> _Exercise task_
Give only the number of lines below that contain the word "Taula".

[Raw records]
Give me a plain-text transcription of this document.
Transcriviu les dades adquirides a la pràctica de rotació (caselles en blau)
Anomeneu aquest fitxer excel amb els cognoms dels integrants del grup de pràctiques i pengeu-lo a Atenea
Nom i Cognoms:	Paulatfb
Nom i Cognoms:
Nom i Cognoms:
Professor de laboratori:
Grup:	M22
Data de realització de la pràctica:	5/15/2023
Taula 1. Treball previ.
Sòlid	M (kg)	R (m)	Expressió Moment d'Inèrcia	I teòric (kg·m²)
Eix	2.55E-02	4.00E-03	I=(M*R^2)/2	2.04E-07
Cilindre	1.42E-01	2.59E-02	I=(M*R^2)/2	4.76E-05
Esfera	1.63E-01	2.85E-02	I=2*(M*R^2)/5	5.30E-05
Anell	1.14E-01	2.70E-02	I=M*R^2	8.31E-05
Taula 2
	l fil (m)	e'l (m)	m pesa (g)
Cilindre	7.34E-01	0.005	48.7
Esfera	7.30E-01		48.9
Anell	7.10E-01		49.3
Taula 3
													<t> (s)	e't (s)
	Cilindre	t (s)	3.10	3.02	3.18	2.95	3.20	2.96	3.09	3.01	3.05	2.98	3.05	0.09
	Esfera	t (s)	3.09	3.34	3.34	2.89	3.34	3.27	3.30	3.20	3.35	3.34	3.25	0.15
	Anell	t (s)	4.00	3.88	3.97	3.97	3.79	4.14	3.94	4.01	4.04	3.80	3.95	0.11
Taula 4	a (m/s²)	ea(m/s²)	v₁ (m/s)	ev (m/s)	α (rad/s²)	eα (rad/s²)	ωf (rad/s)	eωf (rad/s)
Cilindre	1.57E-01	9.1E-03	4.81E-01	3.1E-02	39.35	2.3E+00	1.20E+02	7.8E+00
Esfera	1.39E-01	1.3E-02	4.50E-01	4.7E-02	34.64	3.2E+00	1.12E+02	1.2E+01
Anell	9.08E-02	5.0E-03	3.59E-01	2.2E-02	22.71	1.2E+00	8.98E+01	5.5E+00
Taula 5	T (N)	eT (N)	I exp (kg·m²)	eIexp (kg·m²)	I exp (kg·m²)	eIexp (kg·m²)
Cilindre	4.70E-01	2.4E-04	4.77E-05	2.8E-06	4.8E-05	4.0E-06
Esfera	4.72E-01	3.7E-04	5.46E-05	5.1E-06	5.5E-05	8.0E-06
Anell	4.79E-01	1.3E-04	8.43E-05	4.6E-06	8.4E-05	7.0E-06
---
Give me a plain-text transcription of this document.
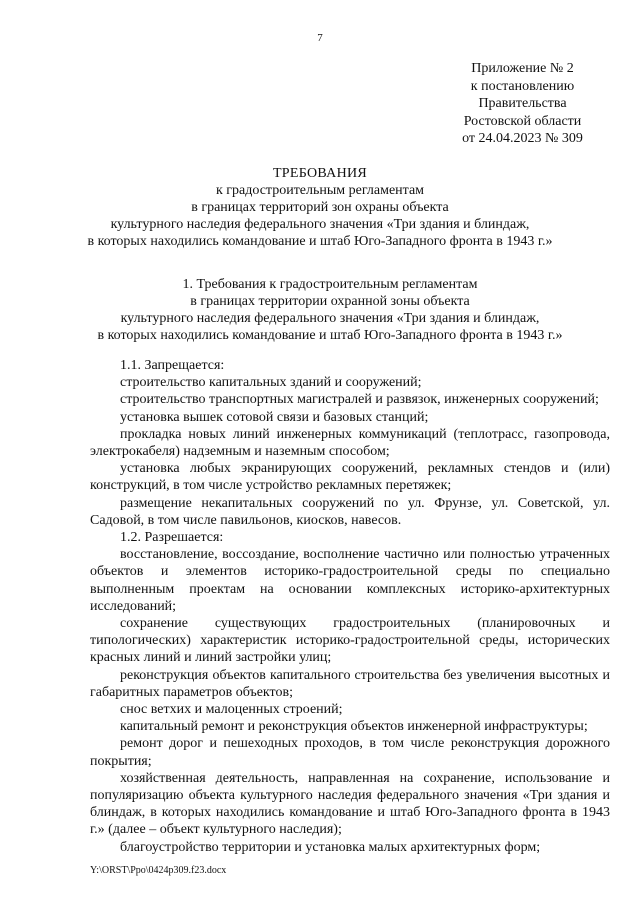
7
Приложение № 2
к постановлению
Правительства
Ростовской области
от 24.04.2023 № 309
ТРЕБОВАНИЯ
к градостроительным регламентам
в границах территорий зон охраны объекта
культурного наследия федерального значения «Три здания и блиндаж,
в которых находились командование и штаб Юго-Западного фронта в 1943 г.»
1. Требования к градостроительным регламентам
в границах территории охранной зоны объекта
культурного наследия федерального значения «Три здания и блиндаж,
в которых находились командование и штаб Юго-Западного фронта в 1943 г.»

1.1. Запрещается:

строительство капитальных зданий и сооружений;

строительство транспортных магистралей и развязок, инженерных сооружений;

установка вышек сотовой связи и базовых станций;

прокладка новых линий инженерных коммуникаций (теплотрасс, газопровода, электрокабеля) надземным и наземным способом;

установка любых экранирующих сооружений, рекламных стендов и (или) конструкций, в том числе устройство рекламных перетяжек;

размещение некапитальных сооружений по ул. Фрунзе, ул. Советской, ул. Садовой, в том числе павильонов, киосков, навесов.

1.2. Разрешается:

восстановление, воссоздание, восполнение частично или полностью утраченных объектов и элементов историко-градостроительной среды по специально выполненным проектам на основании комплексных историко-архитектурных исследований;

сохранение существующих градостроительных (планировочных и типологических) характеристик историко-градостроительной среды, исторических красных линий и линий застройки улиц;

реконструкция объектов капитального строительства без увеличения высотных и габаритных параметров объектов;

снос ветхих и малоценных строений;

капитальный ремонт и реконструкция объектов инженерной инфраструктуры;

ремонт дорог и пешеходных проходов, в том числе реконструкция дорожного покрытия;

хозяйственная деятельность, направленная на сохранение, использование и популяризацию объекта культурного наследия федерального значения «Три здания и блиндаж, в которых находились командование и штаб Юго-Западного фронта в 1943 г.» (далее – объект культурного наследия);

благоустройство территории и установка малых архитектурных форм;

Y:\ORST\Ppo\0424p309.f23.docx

> _Worked answer_
5